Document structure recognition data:
§
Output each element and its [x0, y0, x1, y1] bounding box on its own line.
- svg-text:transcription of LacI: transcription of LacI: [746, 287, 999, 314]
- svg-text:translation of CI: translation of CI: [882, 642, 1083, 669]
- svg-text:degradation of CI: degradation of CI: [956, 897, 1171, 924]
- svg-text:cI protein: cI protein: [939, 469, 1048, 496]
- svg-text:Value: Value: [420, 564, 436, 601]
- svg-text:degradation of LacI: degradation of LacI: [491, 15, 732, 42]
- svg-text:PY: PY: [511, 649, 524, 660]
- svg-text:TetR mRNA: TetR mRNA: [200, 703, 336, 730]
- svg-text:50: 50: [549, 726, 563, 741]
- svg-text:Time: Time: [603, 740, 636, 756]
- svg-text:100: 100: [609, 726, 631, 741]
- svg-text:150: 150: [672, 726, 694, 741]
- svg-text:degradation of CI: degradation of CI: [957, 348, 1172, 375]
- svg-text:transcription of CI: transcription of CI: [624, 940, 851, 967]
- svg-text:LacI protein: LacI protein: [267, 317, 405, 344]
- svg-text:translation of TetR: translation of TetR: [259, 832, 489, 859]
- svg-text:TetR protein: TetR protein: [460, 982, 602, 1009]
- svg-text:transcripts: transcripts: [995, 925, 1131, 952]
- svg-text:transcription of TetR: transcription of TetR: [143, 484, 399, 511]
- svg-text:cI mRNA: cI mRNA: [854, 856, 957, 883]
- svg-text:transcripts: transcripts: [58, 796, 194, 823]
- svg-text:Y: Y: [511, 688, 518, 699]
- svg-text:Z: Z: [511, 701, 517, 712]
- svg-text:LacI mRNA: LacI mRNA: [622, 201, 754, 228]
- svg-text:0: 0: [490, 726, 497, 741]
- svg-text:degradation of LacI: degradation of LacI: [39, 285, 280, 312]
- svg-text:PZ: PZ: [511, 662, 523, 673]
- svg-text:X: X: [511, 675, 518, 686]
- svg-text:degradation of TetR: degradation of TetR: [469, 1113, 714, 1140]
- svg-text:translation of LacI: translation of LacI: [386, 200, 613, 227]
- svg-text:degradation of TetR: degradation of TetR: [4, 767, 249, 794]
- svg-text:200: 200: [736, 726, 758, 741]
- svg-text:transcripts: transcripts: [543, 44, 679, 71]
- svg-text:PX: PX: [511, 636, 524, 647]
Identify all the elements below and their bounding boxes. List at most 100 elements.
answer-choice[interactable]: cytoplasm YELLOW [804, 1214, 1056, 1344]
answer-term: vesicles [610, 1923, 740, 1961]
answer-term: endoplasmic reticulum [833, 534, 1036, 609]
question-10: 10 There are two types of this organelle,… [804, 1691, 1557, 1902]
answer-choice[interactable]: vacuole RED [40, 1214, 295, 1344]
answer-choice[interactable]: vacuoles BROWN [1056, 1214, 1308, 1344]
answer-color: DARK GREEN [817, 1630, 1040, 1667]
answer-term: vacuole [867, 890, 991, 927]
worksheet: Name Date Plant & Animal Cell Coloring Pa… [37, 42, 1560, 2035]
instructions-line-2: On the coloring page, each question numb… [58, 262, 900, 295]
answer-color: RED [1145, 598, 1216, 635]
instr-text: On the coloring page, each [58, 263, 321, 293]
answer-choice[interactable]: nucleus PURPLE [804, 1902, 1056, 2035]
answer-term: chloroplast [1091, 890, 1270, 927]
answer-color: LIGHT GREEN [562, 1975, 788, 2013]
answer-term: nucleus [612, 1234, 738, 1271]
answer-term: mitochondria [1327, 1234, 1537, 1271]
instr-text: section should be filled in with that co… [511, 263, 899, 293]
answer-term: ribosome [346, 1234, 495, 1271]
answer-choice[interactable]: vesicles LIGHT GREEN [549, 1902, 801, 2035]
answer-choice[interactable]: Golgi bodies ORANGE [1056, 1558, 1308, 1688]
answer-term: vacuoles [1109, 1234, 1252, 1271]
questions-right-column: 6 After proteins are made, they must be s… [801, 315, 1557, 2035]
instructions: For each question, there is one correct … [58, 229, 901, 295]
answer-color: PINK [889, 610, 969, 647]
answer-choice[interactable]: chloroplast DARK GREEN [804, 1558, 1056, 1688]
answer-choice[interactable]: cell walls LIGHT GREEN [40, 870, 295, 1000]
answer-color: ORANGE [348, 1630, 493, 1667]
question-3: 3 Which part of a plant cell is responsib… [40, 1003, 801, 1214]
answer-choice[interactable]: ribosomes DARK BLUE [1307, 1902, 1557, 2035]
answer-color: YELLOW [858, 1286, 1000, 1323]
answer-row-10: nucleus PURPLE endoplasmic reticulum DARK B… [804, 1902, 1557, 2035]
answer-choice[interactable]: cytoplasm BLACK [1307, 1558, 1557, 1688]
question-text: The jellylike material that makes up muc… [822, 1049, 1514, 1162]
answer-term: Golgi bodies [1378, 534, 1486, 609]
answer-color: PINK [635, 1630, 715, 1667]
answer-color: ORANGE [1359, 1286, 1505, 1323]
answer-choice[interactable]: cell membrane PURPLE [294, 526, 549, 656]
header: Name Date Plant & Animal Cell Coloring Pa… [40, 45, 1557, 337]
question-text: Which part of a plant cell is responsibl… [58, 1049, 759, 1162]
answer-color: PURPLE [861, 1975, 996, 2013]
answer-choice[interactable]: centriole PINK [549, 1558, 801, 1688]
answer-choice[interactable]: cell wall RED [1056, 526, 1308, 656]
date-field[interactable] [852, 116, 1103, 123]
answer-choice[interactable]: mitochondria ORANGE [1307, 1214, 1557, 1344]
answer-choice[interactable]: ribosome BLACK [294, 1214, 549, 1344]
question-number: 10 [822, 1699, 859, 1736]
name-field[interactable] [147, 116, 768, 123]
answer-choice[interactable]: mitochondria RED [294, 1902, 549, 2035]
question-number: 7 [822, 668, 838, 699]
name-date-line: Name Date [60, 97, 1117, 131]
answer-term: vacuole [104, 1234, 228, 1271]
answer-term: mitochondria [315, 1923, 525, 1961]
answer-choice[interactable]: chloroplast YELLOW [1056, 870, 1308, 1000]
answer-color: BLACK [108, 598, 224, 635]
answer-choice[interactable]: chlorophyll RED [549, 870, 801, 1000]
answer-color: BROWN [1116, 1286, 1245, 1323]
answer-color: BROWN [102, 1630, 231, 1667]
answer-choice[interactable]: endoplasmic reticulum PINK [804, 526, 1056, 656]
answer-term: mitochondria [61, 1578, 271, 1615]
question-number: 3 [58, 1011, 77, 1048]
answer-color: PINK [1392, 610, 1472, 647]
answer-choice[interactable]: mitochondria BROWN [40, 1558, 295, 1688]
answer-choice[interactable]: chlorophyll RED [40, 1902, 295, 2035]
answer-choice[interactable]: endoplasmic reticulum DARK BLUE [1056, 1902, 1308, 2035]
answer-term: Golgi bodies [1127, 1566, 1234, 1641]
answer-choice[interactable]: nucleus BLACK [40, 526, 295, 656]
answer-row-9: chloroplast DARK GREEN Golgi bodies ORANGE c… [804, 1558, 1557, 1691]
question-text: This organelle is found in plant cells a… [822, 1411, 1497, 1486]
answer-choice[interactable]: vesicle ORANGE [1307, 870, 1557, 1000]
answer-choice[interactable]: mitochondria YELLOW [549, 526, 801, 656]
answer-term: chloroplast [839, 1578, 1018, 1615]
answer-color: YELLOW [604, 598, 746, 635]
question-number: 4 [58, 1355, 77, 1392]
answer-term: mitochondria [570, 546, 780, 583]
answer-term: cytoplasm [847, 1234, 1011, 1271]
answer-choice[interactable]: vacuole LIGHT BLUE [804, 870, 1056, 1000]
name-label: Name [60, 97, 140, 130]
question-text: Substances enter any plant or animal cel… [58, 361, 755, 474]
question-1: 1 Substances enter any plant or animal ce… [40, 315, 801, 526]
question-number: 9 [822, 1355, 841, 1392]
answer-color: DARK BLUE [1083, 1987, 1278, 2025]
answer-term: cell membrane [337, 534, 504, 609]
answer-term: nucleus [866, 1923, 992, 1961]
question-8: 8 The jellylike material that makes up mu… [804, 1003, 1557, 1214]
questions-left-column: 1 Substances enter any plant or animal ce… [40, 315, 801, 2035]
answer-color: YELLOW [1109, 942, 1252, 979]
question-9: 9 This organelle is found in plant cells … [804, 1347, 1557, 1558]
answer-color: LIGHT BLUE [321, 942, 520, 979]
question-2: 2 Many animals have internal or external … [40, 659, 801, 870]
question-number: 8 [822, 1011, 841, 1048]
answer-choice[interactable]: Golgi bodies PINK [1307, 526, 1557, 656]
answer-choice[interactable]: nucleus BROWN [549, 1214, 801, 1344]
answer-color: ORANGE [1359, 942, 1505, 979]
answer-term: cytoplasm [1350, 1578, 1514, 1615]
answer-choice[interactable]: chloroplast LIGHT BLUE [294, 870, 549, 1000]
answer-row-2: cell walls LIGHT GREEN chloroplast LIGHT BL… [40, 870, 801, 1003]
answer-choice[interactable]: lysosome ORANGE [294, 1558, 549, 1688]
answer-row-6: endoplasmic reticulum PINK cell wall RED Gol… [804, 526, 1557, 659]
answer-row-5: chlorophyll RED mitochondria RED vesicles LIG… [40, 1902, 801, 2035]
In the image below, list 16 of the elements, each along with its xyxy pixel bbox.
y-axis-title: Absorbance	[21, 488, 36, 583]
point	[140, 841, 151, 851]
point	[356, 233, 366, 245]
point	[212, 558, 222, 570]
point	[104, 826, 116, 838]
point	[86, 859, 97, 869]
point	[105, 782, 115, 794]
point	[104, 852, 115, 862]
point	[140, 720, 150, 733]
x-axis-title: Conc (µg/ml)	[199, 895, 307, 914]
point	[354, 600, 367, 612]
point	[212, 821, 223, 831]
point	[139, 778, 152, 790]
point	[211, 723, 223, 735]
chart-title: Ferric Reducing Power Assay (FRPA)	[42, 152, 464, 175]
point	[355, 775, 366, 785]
§
What the task asks - Using the records above, copy every line that has the word "questions" in it.

Task output -
questions-right-column: 6 After proteins are made, they must be s… [801, 315, 1557, 2035]
questions-left-column: 1 Substances enter any plant or animal ce… [40, 315, 801, 2035]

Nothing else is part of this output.